A block of data
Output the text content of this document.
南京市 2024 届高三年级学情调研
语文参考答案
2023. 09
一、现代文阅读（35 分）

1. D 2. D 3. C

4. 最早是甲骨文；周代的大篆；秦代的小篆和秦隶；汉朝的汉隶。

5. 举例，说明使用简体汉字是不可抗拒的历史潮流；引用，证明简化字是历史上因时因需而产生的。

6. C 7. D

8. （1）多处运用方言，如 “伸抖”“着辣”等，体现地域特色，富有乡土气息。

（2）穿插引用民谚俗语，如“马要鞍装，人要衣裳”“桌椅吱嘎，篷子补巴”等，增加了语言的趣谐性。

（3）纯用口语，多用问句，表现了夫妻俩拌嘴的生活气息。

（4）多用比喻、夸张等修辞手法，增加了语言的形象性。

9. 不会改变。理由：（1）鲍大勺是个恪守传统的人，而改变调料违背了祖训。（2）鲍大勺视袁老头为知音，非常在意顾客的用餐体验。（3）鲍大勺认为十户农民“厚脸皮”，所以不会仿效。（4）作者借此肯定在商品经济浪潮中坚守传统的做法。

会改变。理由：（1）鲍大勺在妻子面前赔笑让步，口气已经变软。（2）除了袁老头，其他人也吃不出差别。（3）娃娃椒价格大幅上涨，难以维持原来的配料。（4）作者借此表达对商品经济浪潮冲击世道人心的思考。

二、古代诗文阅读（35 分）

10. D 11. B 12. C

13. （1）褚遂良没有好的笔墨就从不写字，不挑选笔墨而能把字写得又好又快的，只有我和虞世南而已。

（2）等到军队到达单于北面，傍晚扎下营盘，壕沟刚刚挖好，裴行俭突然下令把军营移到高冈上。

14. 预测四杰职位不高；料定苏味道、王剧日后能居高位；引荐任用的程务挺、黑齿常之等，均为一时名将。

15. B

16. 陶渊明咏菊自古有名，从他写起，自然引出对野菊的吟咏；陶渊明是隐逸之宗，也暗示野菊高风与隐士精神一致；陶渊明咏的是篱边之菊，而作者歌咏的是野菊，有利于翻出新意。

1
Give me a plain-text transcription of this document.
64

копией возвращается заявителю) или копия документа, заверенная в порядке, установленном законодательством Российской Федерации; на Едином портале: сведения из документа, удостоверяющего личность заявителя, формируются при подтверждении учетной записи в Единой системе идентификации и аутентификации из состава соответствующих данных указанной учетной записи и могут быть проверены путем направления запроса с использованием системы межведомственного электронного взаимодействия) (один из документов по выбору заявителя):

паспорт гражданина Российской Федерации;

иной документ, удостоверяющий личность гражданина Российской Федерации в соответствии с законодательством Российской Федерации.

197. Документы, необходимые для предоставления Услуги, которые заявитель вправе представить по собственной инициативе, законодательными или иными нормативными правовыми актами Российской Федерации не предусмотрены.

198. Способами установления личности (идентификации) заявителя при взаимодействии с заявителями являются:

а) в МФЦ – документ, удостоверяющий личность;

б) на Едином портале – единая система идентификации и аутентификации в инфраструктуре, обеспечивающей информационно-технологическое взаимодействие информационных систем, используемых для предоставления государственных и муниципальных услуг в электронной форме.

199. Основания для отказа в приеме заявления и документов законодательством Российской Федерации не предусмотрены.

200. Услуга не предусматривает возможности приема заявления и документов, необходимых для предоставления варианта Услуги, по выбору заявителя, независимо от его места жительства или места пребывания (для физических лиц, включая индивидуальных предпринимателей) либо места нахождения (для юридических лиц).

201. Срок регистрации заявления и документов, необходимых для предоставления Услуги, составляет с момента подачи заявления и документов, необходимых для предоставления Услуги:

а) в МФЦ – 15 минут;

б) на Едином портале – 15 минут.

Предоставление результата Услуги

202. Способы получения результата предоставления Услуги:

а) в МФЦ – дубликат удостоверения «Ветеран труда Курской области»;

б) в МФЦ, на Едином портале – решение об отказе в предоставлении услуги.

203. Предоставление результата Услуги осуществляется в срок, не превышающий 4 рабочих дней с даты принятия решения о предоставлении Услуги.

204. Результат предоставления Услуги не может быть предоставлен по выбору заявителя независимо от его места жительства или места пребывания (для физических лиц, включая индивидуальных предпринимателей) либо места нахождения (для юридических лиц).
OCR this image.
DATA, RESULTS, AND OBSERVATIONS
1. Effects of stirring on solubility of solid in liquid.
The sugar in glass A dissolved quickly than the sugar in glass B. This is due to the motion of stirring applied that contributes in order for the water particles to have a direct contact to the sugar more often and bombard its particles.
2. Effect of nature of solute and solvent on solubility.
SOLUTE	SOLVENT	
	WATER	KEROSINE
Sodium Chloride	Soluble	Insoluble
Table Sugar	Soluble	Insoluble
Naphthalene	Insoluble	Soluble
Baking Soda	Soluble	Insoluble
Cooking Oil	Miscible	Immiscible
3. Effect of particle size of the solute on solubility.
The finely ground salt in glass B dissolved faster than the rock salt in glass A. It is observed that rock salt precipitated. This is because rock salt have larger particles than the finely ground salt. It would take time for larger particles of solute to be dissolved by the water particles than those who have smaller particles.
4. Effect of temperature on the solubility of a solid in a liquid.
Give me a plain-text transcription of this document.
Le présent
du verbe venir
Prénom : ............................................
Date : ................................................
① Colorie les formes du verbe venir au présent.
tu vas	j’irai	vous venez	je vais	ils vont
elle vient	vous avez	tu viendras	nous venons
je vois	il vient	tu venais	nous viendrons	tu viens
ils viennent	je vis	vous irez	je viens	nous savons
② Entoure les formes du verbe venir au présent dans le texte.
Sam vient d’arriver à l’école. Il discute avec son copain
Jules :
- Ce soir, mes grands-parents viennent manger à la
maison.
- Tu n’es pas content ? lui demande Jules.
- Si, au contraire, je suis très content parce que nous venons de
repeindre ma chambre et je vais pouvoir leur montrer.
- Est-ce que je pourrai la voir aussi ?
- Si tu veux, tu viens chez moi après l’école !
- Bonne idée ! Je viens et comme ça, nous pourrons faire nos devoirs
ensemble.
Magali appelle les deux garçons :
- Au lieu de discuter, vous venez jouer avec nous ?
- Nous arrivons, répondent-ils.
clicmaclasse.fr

Directive
Reproduce each line holding the word "présent".

Task solution
Le présent
① Colorie les formes du verbe venir au présent.
② Entoure les formes du verbe venir au présent dans le texte.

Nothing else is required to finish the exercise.